◆ **Short problem**:
Count every line that holds the string "Mayús", and report the number alone.

◆ **Supplied records**:
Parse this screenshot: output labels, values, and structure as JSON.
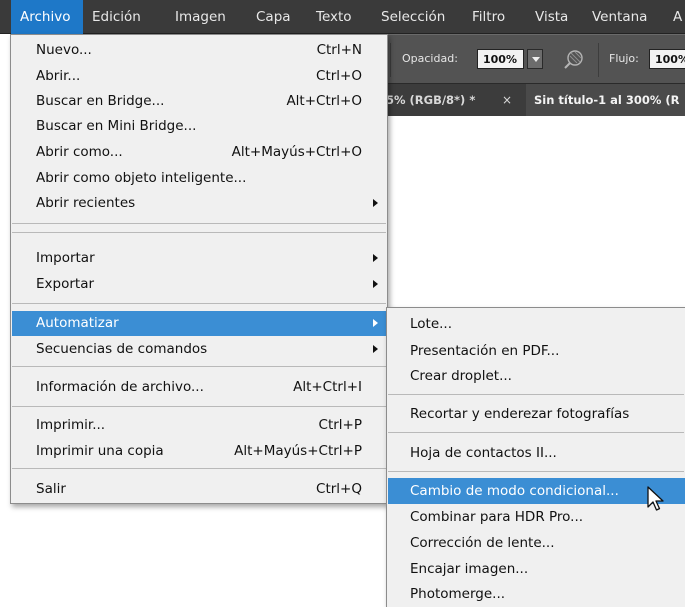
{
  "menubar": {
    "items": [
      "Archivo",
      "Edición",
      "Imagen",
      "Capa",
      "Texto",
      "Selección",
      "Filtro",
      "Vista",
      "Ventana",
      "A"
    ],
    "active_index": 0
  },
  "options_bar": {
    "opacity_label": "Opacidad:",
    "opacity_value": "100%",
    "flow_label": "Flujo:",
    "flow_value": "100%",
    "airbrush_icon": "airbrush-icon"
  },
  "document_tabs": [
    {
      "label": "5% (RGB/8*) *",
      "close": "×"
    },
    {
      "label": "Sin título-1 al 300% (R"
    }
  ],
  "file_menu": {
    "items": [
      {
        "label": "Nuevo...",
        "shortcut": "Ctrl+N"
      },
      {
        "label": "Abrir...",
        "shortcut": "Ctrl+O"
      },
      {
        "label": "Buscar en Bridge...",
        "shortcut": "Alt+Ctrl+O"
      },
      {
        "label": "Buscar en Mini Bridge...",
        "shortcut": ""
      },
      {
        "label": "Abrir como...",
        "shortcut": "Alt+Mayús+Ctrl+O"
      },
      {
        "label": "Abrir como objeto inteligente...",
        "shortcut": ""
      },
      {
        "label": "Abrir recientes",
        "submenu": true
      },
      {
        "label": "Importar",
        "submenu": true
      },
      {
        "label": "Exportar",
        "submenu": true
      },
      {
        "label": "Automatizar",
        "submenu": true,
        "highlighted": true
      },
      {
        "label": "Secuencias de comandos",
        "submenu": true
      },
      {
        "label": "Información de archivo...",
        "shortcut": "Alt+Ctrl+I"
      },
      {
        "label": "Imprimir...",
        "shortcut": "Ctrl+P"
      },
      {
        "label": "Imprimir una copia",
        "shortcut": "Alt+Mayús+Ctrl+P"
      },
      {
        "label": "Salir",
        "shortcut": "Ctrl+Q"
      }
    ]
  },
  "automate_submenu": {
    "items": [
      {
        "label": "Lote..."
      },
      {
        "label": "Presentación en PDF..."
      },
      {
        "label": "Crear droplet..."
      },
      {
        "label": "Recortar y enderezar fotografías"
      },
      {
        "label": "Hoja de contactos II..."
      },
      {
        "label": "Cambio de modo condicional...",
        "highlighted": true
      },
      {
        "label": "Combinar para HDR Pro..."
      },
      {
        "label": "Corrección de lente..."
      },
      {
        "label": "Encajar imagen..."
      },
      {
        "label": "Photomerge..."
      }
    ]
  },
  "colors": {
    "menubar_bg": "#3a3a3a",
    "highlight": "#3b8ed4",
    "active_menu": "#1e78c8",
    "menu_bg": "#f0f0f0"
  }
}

◆ **Written response**:
2